**** Entries

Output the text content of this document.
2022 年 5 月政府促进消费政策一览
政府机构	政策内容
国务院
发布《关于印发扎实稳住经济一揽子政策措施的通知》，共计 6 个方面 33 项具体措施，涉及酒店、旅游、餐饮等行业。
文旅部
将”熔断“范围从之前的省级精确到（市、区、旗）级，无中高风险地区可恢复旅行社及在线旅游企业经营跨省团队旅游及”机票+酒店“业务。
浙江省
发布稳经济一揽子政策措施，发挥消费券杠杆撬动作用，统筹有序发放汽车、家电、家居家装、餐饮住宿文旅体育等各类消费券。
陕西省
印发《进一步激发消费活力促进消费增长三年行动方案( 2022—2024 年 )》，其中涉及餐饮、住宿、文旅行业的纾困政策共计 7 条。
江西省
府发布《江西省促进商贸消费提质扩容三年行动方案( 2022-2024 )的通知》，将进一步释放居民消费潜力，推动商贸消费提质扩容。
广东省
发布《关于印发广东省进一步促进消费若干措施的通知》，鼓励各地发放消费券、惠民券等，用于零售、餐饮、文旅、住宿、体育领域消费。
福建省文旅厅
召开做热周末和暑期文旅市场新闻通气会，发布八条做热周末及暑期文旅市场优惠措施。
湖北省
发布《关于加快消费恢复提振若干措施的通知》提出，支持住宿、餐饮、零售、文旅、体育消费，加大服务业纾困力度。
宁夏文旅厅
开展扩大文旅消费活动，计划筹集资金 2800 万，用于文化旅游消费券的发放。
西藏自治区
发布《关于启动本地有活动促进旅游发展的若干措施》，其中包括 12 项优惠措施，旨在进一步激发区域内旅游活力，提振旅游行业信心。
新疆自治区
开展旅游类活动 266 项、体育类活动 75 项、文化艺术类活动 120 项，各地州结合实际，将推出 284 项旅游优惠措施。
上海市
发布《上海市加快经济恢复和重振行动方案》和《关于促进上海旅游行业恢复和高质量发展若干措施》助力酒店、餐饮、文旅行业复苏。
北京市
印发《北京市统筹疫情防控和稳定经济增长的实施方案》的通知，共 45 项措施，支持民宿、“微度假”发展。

********

* Stated goal *
Print the records above in full, exactly.

* Answer in full *
Output the text content of this document.
2022 年 5 月政府促进消费政策一览
政府机构	政策内容
国务院
发布《关于印发扎实稳住经济一揽子政策措施的通知》，共计 6 个方面 33 项具体措施，涉及酒店、旅游、餐饮等行业。
文旅部
将”熔断“范围从之前的省级精确到（市、区、旗）级，无中高风险地区可恢复旅行社及在线旅游企业经营跨省团队旅游及”机票+酒店“业务。
浙江省
发布稳经济一揽子政策措施，发挥消费券杠杆撬动作用，统筹有序发放汽车、家电、家居家装、餐饮住宿文旅体育等各类消费券。
陕西省
印发《进一步激发消费活力促进消费增长三年行动方案( 2022—2024 年 )》，其中涉及餐饮、住宿、文旅行业的纾困政策共计 7 条。
江西省
府发布《江西省促进商贸消费提质扩容三年行动方案( 2022-2024 )的通知》，将进一步释放居民消费潜力，推动商贸消费提质扩容。
广东省
发布《关于印发广东省进一步促进消费若干措施的通知》，鼓励各地发放消费券、惠民券等，用于零售、餐饮、文旅、住宿、体育领域消费。
福建省文旅厅
召开做热周末和暑期文旅市场新闻通气会，发布八条做热周末及暑期文旅市场优惠措施。
湖北省
发布《关于加快消费恢复提振若干措施的通知》提出，支持住宿、餐饮、零售、文旅、体育消费，加大服务业纾困力度。
宁夏文旅厅
开展扩大文旅消费活动，计划筹集资金 2800 万，用于文化旅游消费券的发放。
西藏自治区
发布《关于启动本地有活动促进旅游发展的若干措施》，其中包括 12 项优惠措施，旨在进一步激发区域内旅游活力，提振旅游行业信心。
新疆自治区
开展旅游类活动 266 项、体育类活动 75 项、文化艺术类活动 120 项，各地州结合实际，将推出 284 项旅游优惠措施。
上海市
发布《上海市加快经济恢复和重振行动方案》和《关于促进上海旅游行业恢复和高质量发展若干措施》助力酒店、餐饮、文旅行业复苏。
北京市
印发《北京市统筹疫情防控和稳定经济增长的实施方案》的通知，共 45 项措施，支持民宿、“微度假”发展。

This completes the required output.